### Work to be completed
Restate the records below word for word.

(Dataset records)
========================
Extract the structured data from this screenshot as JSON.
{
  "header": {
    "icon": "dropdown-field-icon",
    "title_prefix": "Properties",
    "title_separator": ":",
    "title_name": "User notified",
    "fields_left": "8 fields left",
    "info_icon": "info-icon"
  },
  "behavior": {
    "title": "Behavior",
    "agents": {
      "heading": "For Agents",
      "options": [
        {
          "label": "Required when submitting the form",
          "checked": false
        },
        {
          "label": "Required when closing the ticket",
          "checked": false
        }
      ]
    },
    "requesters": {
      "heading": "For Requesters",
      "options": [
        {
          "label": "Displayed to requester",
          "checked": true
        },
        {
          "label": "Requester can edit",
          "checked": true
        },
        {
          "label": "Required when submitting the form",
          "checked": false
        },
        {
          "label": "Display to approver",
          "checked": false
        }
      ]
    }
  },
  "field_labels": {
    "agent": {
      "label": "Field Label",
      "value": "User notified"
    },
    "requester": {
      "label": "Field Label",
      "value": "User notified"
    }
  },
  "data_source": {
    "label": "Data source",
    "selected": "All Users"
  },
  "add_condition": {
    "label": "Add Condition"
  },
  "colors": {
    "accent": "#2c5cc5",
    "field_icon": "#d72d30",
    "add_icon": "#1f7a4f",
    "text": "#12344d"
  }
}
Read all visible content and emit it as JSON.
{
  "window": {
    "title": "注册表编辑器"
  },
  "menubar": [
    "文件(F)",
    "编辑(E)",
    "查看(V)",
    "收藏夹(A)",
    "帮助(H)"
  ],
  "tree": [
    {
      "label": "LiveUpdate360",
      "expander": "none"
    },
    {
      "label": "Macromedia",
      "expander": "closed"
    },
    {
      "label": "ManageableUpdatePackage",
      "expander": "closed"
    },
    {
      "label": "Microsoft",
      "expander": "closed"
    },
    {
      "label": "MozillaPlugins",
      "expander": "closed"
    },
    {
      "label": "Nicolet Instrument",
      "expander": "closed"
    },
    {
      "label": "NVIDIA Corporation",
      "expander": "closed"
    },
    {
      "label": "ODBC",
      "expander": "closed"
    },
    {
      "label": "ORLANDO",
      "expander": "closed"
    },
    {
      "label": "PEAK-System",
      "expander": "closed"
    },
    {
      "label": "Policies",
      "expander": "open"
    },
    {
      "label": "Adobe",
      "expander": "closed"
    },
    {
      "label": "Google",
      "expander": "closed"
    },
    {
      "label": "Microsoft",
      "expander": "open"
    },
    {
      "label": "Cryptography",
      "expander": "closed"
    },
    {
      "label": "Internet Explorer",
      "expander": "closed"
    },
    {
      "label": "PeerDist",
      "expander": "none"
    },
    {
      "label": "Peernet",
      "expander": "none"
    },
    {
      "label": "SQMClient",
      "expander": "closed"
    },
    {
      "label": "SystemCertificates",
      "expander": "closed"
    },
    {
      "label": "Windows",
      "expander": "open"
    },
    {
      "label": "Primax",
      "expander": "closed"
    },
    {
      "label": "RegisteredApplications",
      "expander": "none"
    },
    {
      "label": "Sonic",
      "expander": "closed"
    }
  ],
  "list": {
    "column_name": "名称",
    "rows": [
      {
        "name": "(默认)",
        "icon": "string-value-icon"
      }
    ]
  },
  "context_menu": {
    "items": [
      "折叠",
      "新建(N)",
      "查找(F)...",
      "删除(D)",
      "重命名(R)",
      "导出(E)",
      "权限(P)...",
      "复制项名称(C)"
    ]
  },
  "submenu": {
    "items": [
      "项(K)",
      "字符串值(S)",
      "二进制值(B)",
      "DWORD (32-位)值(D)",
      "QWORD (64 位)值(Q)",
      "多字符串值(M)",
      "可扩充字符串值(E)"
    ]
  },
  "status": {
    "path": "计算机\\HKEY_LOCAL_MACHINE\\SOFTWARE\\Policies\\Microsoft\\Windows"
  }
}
========================
### Task output
Extract the structured data from this screenshot as JSON.
{
  "header": {
    "icon": "dropdown-field-icon",
    "title_prefix": "Properties",
    "title_separator": ":",
    "title_name": "User notified",
    "fields_left": "8 fields left",
    "info_icon": "info-icon"
  },
  "behavior": {
    "title": "Behavior",
    "agents": {
      "heading": "For Agents",
      "options": [
        {
          "label": "Required when submitting the form",
          "checked": false
        },
        {
          "label": "Required when closing the ticket",
          "checked": false
        }
      ]
    },
    "requesters": {
      "heading": "For Requesters",
      "options": [
        {
          "label": "Displayed to requester",
          "checked": true
        },
        {
          "label": "Requester can edit",
          "checked": true
        },
        {
          "label": "Required when submitting the form",
          "checked": false
        },
        {
          "label": "Display to approver",
          "checked": false
        }
      ]
    }
  },
  "field_labels": {
    "agent": {
      "label": "Field Label",
      "value": "User notified"
    },
    "requester": {
      "label": "Field Label",
      "value": "User notified"
    }
  },
  "data_source": {
    "label": "Data source",
    "selected": "All Users"
  },
  "add_condition": {
    "label": "Add Condition"
  },
  "colors": {
    "accent": "#2c5cc5",
    "field_icon": "#d72d30",
    "add_icon": "#1f7a4f",
    "text": "#12344d"
  }
}
Read all visible content and emit it as JSON.
{
  "window": {
    "title": "注册表编辑器"
  },
  "menubar": [
    "文件(F)",
    "编辑(E)",
    "查看(V)",
    "收藏夹(A)",
    "帮助(H)"
  ],
  "tree": [
    {
      "label": "LiveUpdate360",
      "expander": "none"
    },
    {
      "label": "Macromedia",
      "expander": "closed"
    },
    {
      "label": "ManageableUpdatePackage",
      "expander": "closed"
    },
    {
      "label": "Microsoft",
      "expander": "closed"
    },
    {
      "label": "MozillaPlugins",
      "expander": "closed"
    },
    {
      "label": "Nicolet Instrument",
      "expander": "closed"
    },
    {
      "label": "NVIDIA Corporation",
      "expander": "closed"
    },
    {
      "label": "ODBC",
      "expander": "closed"
    },
    {
      "label": "ORLANDO",
      "expander": "closed"
    },
    {
      "label": "PEAK-System",
      "expander": "closed"
    },
    {
      "label": "Policies",
      "expander": "open"
    },
    {
      "label": "Adobe",
      "expander": "closed"
    },
    {
      "label": "Google",
      "expander": "closed"
    },
    {
      "label": "Microsoft",
      "expander": "open"
    },
    {
      "label": "Cryptography",
      "expander": "closed"
    },
    {
      "label": "Internet Explorer",
      "expander": "closed"
    },
    {
      "label": "PeerDist",
      "expander": "none"
    },
    {
      "label": "Peernet",
      "expander": "none"
    },
    {
      "label": "SQMClient",
      "expander": "closed"
    },
    {
      "label": "SystemCertificates",
      "expander": "closed"
    },
    {
      "label": "Windows",
      "expander": "open"
    },
    {
      "label": "Primax",
      "expander": "closed"
    },
    {
      "label": "RegisteredApplications",
      "expander": "none"
    },
    {
      "label": "Sonic",
      "expander": "closed"
    }
  ],
  "list": {
    "column_name": "名称",
    "rows": [
      {
        "name": "(默认)",
        "icon": "string-value-icon"
      }
    ]
  },
  "context_menu": {
    "items": [
      "折叠",
      "新建(N)",
      "查找(F)...",
      "删除(D)",
      "重命名(R)",
      "导出(E)",
      "权限(P)...",
      "复制项名称(C)"
    ]
  },
  "submenu": {
    "items": [
      "项(K)",
      "字符串值(S)",
      "二进制值(B)",
      "DWORD (32-位)值(D)",
      "QWORD (64 位)值(Q)",
      "多字符串值(M)",
      "可扩充字符串值(E)"
    ]
  },
  "status": {
    "path": "计算机\\HKEY_LOCAL_MACHINE\\SOFTWARE\\Policies\\Microsoft\\Windows"
  }
}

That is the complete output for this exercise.